● **What to work on**:
A. In the passage on fragile X syndrome, how many patients with fragile X syndrome were evaluated with the Hagerman checklist?
B. Reproduce word for word the portion of the passage on fragile X syndrome from "The clinical signs" up to and including "characterize the syndrome.".

● **Document segment**:
============================================================
The clinical signs of fragile X syndrome are highly variable depending on age and sex.  Physical manifestations may be overlooked in childhood, when the behavioral disorders such as hyperactivity, poor attention and hand flapping are much more obvious, while after teen age the most evident physical manifestations (macro-orquidism and large ears) characterize the syndrome.

Regarding clinical diagnosis after evaluation (checklist according to Hagerman 1991) of 153 patients with mild to moderate mental retardation of unknown etiology and 76 patients with fragile X syndrome, the Hagerman’s checklist was shown to be an excellent clinical guide, showing some differences between child patients and the post-teenage ones. Puber patients show high scores in clinical behavioral traits: hyperactivity, poor eye contact, repetitive language and touch defense, whereas in post-puber patients the features with highest physical scores were: winged and large ears, large heads and the presence of a family history of mental retardation. Overall the checklist scores higher in postpuberty than in puberty because the checklist assesses 8 behavioral items and only 5 physical ones. This difference was not significant in negative FRAXA patients.
============================================================
● **Dataset content**:
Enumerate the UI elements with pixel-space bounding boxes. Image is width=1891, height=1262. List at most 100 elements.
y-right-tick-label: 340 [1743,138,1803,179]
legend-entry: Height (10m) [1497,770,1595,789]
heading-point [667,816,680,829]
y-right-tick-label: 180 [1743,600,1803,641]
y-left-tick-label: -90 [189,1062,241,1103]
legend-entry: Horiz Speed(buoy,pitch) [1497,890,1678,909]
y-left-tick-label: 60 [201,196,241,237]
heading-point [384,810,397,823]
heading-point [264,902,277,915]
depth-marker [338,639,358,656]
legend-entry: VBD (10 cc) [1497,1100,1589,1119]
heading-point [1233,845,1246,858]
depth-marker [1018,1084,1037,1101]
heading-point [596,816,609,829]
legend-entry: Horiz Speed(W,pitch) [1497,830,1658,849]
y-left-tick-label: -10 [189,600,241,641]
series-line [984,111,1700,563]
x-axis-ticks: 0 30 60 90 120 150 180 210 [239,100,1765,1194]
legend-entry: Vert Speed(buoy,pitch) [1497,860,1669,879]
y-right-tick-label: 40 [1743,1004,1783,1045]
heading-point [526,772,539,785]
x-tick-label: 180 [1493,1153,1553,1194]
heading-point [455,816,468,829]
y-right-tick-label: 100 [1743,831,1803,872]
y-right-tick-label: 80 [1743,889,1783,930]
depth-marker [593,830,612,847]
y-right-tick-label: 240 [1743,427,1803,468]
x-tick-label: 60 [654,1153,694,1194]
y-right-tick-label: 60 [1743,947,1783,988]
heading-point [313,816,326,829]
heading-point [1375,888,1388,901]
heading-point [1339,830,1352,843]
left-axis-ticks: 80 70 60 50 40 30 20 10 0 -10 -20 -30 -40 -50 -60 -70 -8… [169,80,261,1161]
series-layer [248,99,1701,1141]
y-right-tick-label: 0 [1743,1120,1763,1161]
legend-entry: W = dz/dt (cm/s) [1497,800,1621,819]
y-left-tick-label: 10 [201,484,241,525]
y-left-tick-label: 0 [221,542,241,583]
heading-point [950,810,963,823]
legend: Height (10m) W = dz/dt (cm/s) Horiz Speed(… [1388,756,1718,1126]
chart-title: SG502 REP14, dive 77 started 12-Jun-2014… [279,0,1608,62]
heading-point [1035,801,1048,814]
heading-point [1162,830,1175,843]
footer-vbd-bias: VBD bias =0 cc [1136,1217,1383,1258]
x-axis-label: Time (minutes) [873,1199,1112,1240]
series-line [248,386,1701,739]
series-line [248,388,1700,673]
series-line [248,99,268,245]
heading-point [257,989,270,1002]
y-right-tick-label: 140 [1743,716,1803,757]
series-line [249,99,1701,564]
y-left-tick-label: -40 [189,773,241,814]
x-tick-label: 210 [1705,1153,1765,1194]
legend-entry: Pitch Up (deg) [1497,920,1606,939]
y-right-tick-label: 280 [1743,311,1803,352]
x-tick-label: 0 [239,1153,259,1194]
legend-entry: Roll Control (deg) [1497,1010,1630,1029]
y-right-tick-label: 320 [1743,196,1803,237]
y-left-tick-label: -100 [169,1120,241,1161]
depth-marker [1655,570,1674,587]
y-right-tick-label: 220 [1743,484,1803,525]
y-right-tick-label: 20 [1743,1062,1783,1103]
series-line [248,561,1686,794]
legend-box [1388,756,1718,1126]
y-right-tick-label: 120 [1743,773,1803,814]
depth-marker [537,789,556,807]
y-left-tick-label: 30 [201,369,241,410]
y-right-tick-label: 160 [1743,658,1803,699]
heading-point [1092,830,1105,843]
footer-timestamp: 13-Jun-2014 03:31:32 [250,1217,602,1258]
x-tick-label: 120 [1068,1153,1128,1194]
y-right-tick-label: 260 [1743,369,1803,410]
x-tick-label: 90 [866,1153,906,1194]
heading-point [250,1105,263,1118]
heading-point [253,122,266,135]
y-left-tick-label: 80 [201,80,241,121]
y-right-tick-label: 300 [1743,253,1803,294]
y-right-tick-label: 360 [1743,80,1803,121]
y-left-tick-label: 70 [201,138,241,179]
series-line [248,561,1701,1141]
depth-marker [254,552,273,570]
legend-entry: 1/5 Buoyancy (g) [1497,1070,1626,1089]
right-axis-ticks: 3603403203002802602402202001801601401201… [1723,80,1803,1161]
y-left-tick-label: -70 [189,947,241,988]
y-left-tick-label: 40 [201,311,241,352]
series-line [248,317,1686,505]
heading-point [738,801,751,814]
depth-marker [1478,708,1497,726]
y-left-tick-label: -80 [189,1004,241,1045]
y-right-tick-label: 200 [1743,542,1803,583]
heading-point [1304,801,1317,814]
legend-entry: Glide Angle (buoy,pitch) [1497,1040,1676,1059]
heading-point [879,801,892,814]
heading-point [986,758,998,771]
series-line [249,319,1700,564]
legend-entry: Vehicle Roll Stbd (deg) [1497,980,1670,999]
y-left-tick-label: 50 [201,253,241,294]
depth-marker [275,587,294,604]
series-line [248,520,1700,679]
============================================================
● **Solved problems**:
A. 76 patients.

B.
The clinical signs of fragile X syndrome are highly variable depending on age and sex.  Physical manifestations may be overlooked in childhood, when the behavioral disorders such as hyperactivity, poor attention and hand flapping are much more obvious, while after teen age the most evident physical manifestations (macro-orquidism and large ears) characterize the syndrome.